→ INPUT FOR THIS TASK:
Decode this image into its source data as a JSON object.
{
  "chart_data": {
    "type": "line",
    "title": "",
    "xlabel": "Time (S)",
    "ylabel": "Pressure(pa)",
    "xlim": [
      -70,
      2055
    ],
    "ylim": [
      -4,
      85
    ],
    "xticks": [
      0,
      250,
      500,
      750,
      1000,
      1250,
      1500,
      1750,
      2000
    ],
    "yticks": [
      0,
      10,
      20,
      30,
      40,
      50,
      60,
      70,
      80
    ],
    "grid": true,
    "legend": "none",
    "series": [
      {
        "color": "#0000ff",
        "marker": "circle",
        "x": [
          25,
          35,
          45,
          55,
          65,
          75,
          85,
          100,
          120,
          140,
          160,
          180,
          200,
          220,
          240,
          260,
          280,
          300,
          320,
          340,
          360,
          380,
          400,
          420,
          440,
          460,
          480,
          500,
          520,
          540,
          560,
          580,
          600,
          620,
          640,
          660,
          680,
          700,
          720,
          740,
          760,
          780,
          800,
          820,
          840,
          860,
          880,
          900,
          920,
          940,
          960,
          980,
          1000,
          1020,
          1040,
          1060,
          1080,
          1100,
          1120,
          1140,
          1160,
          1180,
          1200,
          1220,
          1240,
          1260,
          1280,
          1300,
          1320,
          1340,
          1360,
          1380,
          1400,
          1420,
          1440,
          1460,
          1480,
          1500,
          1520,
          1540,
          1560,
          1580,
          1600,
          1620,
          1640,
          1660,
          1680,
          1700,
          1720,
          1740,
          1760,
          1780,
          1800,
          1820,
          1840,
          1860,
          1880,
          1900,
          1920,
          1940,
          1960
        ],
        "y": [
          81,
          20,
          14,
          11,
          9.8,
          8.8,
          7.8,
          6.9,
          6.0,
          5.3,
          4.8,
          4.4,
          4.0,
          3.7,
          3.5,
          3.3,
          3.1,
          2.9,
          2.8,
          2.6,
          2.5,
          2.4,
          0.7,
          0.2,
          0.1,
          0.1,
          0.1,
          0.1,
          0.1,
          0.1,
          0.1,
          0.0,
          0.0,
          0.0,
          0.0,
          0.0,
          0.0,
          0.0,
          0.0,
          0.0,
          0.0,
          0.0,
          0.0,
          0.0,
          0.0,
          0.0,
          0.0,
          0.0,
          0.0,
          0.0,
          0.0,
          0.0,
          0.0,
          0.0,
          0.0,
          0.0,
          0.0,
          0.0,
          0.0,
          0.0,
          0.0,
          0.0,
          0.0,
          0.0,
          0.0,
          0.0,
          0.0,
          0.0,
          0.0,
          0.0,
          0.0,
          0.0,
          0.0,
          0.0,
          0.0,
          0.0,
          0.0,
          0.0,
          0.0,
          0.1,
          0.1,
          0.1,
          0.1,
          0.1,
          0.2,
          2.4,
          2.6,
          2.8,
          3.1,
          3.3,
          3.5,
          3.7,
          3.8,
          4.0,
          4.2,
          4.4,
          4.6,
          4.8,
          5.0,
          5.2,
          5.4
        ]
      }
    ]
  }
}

→ YOUR TASK: Give every line of the material again, exactly as it reads.

→ SOLUTION TO THIS EXERCISE:
Decode this image into its source data as a JSON object.
{
  "chart_data": {
    "type": "line",
    "title": "",
    "xlabel": "Time (S)",
    "ylabel": "Pressure(pa)",
    "xlim": [
      -70,
      2055
    ],
    "ylim": [
      -4,
      85
    ],
    "xticks": [
      0,
      250,
      500,
      750,
      1000,
      1250,
      1500,
      1750,
      2000
    ],
    "yticks": [
      0,
      10,
      20,
      30,
      40,
      50,
      60,
      70,
      80
    ],
    "grid": true,
    "legend": "none",
    "series": [
      {
        "color": "#0000ff",
        "marker": "circle",
        "x": [
          25,
          35,
          45,
          55,
          65,
          75,
          85,
          100,
          120,
          140,
          160,
          180,
          200,
          220,
          240,
          260,
          280,
          300,
          320,
          340,
          360,
          380,
          400,
          420,
          440,
          460,
          480,
          500,
          520,
          540,
          560,
          580,
          600,
          620,
          640,
          660,
          680,
          700,
          720,
          740,
          760,
          780,
          800,
          820,
          840,
          860,
          880,
          900,
          920,
          940,
          960,
          980,
          1000,
          1020,
          1040,
          1060,
          1080,
          1100,
          1120,
          1140,
          1160,
          1180,
          1200,
          1220,
          1240,
          1260,
          1280,
          1300,
          1320,
          1340,
          1360,
          1380,
          1400,
          1420,
          1440,
          1460,
          1480,
          1500,
          1520,
          1540,
          1560,
          1580,
          1600,
          1620,
          1640,
          1660,
          1680,
          1700,
          1720,
          1740,
          1760,
          1780,
          1800,
          1820,
          1840,
          1860,
          1880,
          1900,
          1920,
          1940,
          1960
        ],
        "y": [
          81,
          20,
          14,
          11,
          9.8,
          8.8,
          7.8,
          6.9,
          6.0,
          5.3,
          4.8,
          4.4,
          4.0,
          3.7,
          3.5,
          3.3,
          3.1,
          2.9,
          2.8,
          2.6,
          2.5,
          2.4,
          0.7,
          0.2,
          0.1,
          0.1,
          0.1,
          0.1,
          0.1,
          0.1,
          0.1,
          0.0,
          0.0,
          0.0,
          0.0,
          0.0,
          0.0,
          0.0,
          0.0,
          0.0,
          0.0,
          0.0,
          0.0,
          0.0,
          0.0,
          0.0,
          0.0,
          0.0,
          0.0,
          0.0,
          0.0,
          0.0,
          0.0,
          0.0,
          0.0,
          0.0,
          0.0,
          0.0,
          0.0,
          0.0,
          0.0,
          0.0,
          0.0,
          0.0,
          0.0,
          0.0,
          0.0,
          0.0,
          0.0,
          0.0,
          0.0,
          0.0,
          0.0,
          0.0,
          0.0,
          0.0,
          0.0,
          0.0,
          0.0,
          0.1,
          0.1,
          0.1,
          0.1,
          0.1,
          0.2,
          2.4,
          2.6,
          2.8,
          3.1,
          3.3,
          3.5,
          3.7,
          3.8,
          4.0,
          4.2,
          4.4,
          4.6,
          4.8,
          5.0,
          5.2,
          5.4
        ]
      }
    ]
  }
}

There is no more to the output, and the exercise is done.